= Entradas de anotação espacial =
· · ·

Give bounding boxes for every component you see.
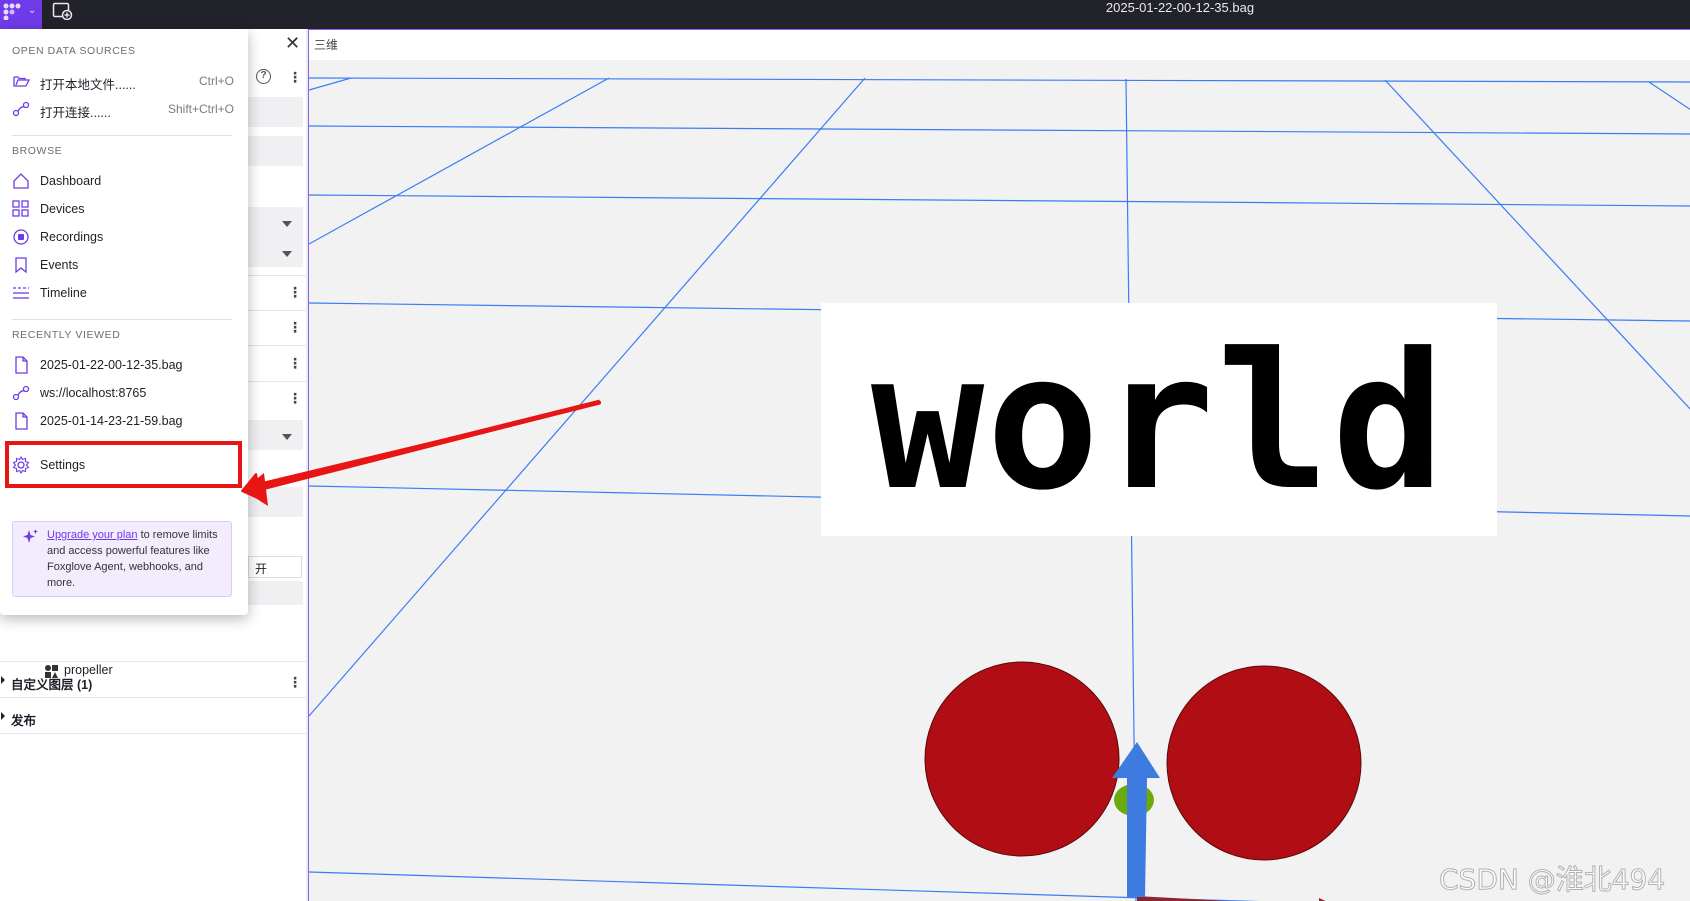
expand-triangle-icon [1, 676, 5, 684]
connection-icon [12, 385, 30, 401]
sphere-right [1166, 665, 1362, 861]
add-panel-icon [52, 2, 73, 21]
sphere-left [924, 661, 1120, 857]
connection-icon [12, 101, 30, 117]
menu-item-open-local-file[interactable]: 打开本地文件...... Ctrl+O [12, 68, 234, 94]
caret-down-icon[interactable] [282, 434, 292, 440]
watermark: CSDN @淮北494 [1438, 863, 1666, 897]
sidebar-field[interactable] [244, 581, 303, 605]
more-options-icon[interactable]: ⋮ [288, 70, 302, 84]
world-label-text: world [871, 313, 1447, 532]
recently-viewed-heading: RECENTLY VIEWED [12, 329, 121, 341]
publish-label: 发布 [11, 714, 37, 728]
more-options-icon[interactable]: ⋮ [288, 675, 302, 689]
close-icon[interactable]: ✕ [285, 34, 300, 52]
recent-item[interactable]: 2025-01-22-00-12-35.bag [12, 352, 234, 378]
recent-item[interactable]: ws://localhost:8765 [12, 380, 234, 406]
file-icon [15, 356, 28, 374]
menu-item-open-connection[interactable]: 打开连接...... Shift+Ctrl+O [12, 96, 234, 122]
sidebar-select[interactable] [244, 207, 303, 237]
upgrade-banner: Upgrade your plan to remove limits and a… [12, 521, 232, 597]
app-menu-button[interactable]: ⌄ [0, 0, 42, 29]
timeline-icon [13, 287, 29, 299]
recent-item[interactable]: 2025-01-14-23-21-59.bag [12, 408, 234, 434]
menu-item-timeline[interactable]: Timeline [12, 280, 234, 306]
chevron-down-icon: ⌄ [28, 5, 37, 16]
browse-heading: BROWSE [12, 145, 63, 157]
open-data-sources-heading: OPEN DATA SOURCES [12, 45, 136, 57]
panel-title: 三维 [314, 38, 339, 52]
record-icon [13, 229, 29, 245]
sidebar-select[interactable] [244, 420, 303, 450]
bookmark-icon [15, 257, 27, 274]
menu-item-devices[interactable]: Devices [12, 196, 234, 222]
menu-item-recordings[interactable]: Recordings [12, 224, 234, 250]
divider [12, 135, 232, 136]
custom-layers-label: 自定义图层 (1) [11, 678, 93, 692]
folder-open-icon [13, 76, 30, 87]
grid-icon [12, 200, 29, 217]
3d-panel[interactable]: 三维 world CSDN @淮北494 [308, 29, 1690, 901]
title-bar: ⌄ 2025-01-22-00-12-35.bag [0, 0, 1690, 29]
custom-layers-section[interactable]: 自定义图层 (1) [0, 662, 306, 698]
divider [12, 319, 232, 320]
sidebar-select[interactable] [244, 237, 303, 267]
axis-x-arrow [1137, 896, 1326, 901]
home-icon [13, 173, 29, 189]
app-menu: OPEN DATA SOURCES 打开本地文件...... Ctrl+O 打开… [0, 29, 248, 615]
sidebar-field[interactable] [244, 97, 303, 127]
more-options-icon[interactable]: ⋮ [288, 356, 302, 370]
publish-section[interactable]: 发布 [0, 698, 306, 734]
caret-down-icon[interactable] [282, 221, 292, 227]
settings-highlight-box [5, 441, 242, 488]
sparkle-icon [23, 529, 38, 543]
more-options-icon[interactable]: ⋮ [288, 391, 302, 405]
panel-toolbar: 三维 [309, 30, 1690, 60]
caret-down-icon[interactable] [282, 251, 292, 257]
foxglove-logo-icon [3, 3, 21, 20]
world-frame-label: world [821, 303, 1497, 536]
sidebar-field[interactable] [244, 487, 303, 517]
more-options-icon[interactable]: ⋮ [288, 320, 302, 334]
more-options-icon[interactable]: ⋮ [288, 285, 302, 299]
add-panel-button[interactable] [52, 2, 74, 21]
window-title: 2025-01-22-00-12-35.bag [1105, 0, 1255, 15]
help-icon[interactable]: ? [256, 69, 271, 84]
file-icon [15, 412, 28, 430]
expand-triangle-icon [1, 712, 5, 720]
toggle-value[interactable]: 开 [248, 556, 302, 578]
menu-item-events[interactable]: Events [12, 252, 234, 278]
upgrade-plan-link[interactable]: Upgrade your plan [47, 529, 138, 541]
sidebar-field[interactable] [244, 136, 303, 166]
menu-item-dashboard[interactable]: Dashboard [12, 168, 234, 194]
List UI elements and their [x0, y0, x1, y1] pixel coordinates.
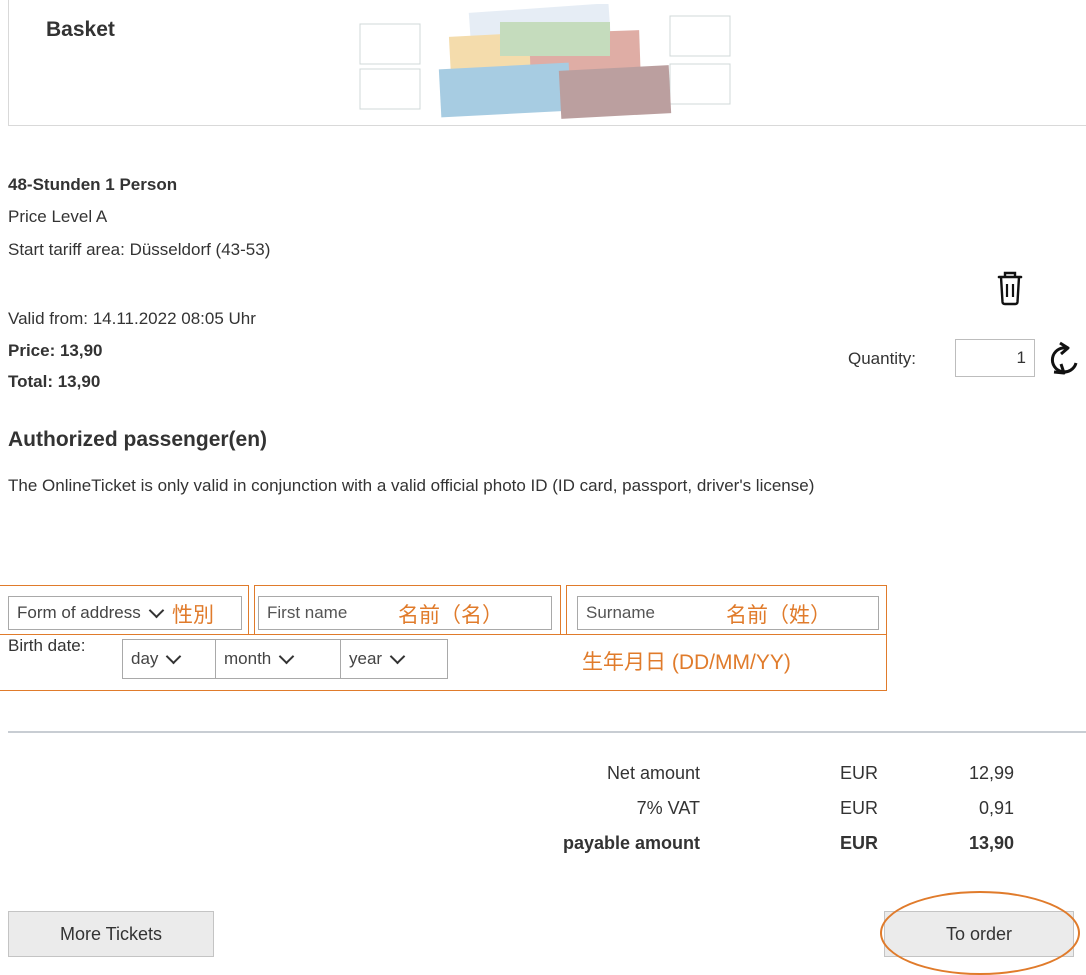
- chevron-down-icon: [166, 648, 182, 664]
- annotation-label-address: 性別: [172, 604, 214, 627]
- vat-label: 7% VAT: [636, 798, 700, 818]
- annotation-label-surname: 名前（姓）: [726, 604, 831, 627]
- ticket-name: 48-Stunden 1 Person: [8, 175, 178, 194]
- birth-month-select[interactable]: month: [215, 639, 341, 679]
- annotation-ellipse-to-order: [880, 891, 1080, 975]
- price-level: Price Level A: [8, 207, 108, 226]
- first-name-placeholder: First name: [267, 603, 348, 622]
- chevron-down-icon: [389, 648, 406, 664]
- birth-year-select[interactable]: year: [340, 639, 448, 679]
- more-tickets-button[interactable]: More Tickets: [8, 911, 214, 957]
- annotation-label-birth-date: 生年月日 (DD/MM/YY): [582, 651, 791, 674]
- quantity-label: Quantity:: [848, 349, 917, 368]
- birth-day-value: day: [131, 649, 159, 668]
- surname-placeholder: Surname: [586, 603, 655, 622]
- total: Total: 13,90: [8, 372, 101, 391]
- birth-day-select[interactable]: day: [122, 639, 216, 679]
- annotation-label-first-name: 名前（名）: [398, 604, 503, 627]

· · ·

= SUA TAREFA =
Disponha as linhas de todos os registros acima em uma lista numerada, omitindo as linhas em branco. Deixe as imagens fora da resposta.

= RESULTADO DA TAREFA =
1. Give bounding boxes for every component you see.
2. expand-triangle-icon [1, 676, 5, 684]
3. connection-icon [12, 385, 30, 401]
4. sphere-right [1166, 665, 1362, 861]
5. add-panel-icon [52, 2, 73, 21]
6. sphere-left [924, 661, 1120, 857]
7. connection-icon [12, 101, 30, 117]
8. menu-item-open-local-file[interactable]: 打开本地文件...... Ctrl+O [12, 68, 234, 94]
9. caret-down-icon[interactable] [282, 434, 292, 440]
10. watermark: CSDN @淮北494 [1438, 863, 1666, 897]
11. sidebar-field[interactable] [244, 581, 303, 605]
12. more-options-icon[interactable]: ⋮ [288, 70, 302, 84]
13. world-label-text: world [871, 313, 1447, 532]
14. recently-viewed-heading: RECENTLY VIEWED [12, 329, 121, 341]
15. publish-label: 发布 [11, 714, 37, 728]
16. more-options-icon[interactable]: ⋮ [288, 675, 302, 689]
17. close-icon[interactable]: ✕ [285, 34, 300, 52]
18. recent-item[interactable]: 2025-01-22-00-12-35.bag [12, 352, 234, 378]
19. recent-item[interactable]: ws://localhost:8765 [12, 380, 234, 406]
20. file-icon [15, 356, 28, 374]
21. menu-item-open-connection[interactable]: 打开连接...... Shift+Ctrl+O [12, 96, 234, 122]
22. sidebar-select[interactable] [244, 207, 303, 237]
23. upgrade-banner: Upgrade your plan to remove limits and a… [12, 521, 232, 597]
24. app-menu-button[interactable]: ⌄ [0, 0, 42, 29]
25. timeline-icon [13, 287, 29, 299]
26. recent-item[interactable]: 2025-01-14-23-21-59.bag [12, 408, 234, 434]
27. menu-item-timeline[interactable]: Timeline [12, 280, 234, 306]
28. chevron-down-icon: ⌄ [28, 5, 37, 16]
29. browse-heading: BROWSE [12, 145, 63, 157]
30. open-data-sources-heading: OPEN DATA SOURCES [12, 45, 136, 57]
31. panel-title: 三维 [314, 38, 339, 52]
32. record-icon [13, 229, 29, 245]
33. sidebar-select[interactable] [244, 420, 303, 450]
34. bookmark-icon [15, 257, 27, 274]
35. menu-item-devices[interactable]: Devices [12, 196, 234, 222]
36. menu-item-recordings[interactable]: Recordings [12, 224, 234, 250]
37. divider [12, 135, 232, 136]
38. custom-layers-label: 自定义图层 (1) [11, 678, 93, 692]
39. folder-open-icon [13, 76, 30, 87]
40. grid-icon [12, 200, 29, 217]
41. 3d-panel[interactable]: 三维 world CSDN @淮北494 [308, 29, 1690, 901]
42. title-bar: ⌄ 2025-01-22-00-12-35.bag [0, 0, 1690, 29]
43. custom-layers-section[interactable]: 自定义图层 (1) [0, 662, 306, 698]
44. divider [12, 319, 232, 320]
45. sidebar-select[interactable] [244, 237, 303, 267]
46. axis-x-arrow [1137, 896, 1326, 901]
47. home-icon [13, 173, 29, 189]
48. app-menu: OPEN DATA SOURCES 打开本地文件...... Ctrl+O 打开… [0, 29, 248, 615]
49. sidebar-field[interactable] [244, 97, 303, 127]
50. more-options-icon[interactable]: ⋮ [288, 356, 302, 370]
51. publish-section[interactable]: 发布 [0, 698, 306, 734]
52. caret-down-icon[interactable] [282, 221, 292, 227]
53. settings-highlight-box [5, 441, 242, 488]
54. sparkle-icon [23, 529, 38, 543]
55. more-options-icon[interactable]: ⋮ [288, 391, 302, 405]
56. panel-toolbar: 三维 [309, 30, 1690, 60]
57. caret-down-icon[interactable] [282, 251, 292, 257]
58. foxglove-logo-icon [3, 3, 21, 20]
59. world-frame-label: world [821, 303, 1497, 536]
60. sidebar-field[interactable] [244, 487, 303, 517]
61. more-options-icon[interactable]: ⋮ [288, 320, 302, 334]
62. more-options-icon[interactable]: ⋮ [288, 285, 302, 299]
63. add-panel-button[interactable] [52, 2, 74, 21]
64. window-title: 2025-01-22-00-12-35.bag [1105, 0, 1255, 15]
65. help-icon[interactable]: ? [256, 69, 271, 84]
66. file-icon [15, 412, 28, 430]
67. expand-triangle-icon [1, 712, 5, 720]
68. toggle-value[interactable]: 开 [248, 556, 302, 578]
69. menu-item-events[interactable]: Events [12, 252, 234, 278]
70. upgrade-plan-link[interactable]: Upgrade your plan [47, 529, 138, 541]
71. sidebar-field[interactable] [244, 136, 303, 166]
72. menu-item-dashboard[interactable]: Dashboard [12, 168, 234, 194]
73. List UI elements and their [x0, y0, x1, y1] pixel coordinates.
74. - chevron-down-icon: [166, 648, 182, 664]
75. - annotation-label-address: 性別: [172, 604, 214, 627]
76. - vat-label: 7% VAT: [636, 798, 700, 818]
77. - annotation-label-surname: 名前（姓）: [726, 604, 831, 627]
78. - ticket-name: 48-Stunden 1 Person: [8, 175, 178, 194]
79. - birth-month-select[interactable]: month: [215, 639, 341, 679]
80. - annotation-ellipse-to-order: [880, 891, 1080, 975]
81. - price-level: Price Level A: [8, 207, 108, 226]
82. - first-name-placeholder: First name: [267, 603, 348, 622]
83. - chevron-down-icon: [389, 648, 406, 664]
84. - birth-year-select[interactable]: year: [340, 639, 448, 679]
85. - more-tickets-button[interactable]: More Tickets: [8, 911, 214, 957]
86. - annotation-label-birth-date: 生年月日 (DD/MM/YY): [582, 651, 791, 674]
87. - quantity-label: Quantity:: [848, 349, 917, 368]
88. - birth-day-value: day: [131, 649, 159, 668]
89. - surname-placeholder: Surname: [586, 603, 655, 622]
90. - total: Total: 13,90: [8, 372, 101, 391]
91. - birth-day-select[interactable]: day: [122, 639, 216, 679]
92. - annotation-label-first-name: 名前（名）: [398, 604, 503, 627]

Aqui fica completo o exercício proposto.